Description of the task> Return every line of the records below without a single change to any character.

begin

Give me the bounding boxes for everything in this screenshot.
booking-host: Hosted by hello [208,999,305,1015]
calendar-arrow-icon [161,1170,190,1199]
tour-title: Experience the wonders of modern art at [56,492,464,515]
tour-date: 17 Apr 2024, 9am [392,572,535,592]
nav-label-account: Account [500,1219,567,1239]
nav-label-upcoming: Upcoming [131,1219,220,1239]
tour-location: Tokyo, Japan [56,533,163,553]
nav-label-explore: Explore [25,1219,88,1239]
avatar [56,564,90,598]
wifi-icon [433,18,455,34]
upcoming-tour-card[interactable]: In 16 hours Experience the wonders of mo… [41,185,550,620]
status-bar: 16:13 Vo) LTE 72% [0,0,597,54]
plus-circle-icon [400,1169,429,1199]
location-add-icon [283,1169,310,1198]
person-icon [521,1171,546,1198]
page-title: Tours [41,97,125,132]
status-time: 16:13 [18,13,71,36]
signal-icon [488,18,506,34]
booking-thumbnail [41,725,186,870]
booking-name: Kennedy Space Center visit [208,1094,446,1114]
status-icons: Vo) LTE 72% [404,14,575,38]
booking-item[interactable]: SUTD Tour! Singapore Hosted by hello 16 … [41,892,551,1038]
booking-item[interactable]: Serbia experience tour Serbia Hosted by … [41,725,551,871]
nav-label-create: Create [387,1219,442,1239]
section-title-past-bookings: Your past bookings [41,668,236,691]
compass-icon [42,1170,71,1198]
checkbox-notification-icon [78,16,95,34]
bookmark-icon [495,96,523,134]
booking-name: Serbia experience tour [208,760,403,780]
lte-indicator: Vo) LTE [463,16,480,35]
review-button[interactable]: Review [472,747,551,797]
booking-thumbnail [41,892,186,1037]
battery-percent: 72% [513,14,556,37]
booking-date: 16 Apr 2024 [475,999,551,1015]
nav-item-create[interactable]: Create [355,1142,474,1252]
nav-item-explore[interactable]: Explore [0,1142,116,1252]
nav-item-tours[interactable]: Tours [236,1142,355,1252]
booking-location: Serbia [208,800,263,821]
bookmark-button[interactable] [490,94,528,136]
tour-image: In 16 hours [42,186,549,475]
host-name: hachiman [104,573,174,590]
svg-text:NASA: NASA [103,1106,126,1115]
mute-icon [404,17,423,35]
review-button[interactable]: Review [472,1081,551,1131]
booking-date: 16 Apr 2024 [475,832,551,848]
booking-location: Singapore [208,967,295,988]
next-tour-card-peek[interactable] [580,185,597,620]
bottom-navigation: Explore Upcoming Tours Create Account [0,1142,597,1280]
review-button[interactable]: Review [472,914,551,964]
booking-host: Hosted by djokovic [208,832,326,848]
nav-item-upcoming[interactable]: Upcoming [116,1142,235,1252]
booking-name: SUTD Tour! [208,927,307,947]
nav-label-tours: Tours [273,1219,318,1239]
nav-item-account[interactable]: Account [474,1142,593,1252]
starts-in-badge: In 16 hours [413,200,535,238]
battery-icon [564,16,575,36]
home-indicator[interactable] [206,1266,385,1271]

end

Full solution>
Give me the bounding boxes for everything in this screenshot.
booking-host: Hosted by hello [208,999,305,1015]
calendar-arrow-icon [161,1170,190,1199]
tour-title: Experience the wonders of modern art at [56,492,464,515]
tour-date: 17 Apr 2024, 9am [392,572,535,592]
nav-label-account: Account [500,1219,567,1239]
nav-label-upcoming: Upcoming [131,1219,220,1239]
tour-location: Tokyo, Japan [56,533,163,553]
nav-label-explore: Explore [25,1219,88,1239]
avatar [56,564,90,598]
wifi-icon [433,18,455,34]
upcoming-tour-card[interactable]: In 16 hours Experience the wonders of mo… [41,185,550,620]
status-bar: 16:13 Vo) LTE 72% [0,0,597,54]
plus-circle-icon [400,1169,429,1199]
location-add-icon [283,1169,310,1198]
person-icon [521,1171,546,1198]
page-title: Tours [41,97,125,132]
status-time: 16:13 [18,13,71,36]
signal-icon [488,18,506,34]
booking-thumbnail [41,725,186,870]
booking-name: Kennedy Space Center visit [208,1094,446,1114]
status-icons: Vo) LTE 72% [404,14,575,38]
booking-item[interactable]: SUTD Tour! Singapore Hosted by hello 16 … [41,892,551,1038]
booking-item[interactable]: Serbia experience tour Serbia Hosted by … [41,725,551,871]
nav-label-create: Create [387,1219,442,1239]
section-title-past-bookings: Your past bookings [41,668,236,691]
compass-icon [42,1170,71,1198]
checkbox-notification-icon [78,16,95,34]
bookmark-icon [495,96,523,134]
booking-name: Serbia experience tour [208,760,403,780]
lte-indicator: Vo) LTE [463,16,480,35]
review-button[interactable]: Review [472,747,551,797]
booking-thumbnail [41,892,186,1037]
battery-percent: 72% [513,14,556,37]
booking-date: 16 Apr 2024 [475,999,551,1015]
nav-item-create[interactable]: Create [355,1142,474,1252]
nav-item-explore[interactable]: Explore [0,1142,116,1252]
nav-item-tours[interactable]: Tours [236,1142,355,1252]
booking-location: Serbia [208,800,263,821]
bookmark-button[interactable] [490,94,528,136]
tour-image: In 16 hours [42,186,549,475]
host-name: hachiman [104,573,174,590]
svg-text:NASA: NASA [103,1106,126,1115]
mute-icon [404,17,423,35]
review-button[interactable]: Review [472,1081,551,1131]
booking-date: 16 Apr 2024 [475,832,551,848]
booking-location: Singapore [208,967,295,988]
next-tour-card-peek[interactable] [580,185,597,620]
bottom-navigation: Explore Upcoming Tours Create Account [0,1142,597,1280]
review-button[interactable]: Review [472,914,551,964]
booking-host: Hosted by djokovic [208,832,326,848]
nav-item-upcoming[interactable]: Upcoming [116,1142,235,1252]
booking-name: SUTD Tour! [208,927,307,947]
nav-label-tours: Tours [273,1219,318,1239]
nav-item-account[interactable]: Account [474,1142,593,1252]
starts-in-badge: In 16 hours [413,200,535,238]
battery-icon [564,16,575,36]
home-indicator[interactable] [206,1266,385,1271]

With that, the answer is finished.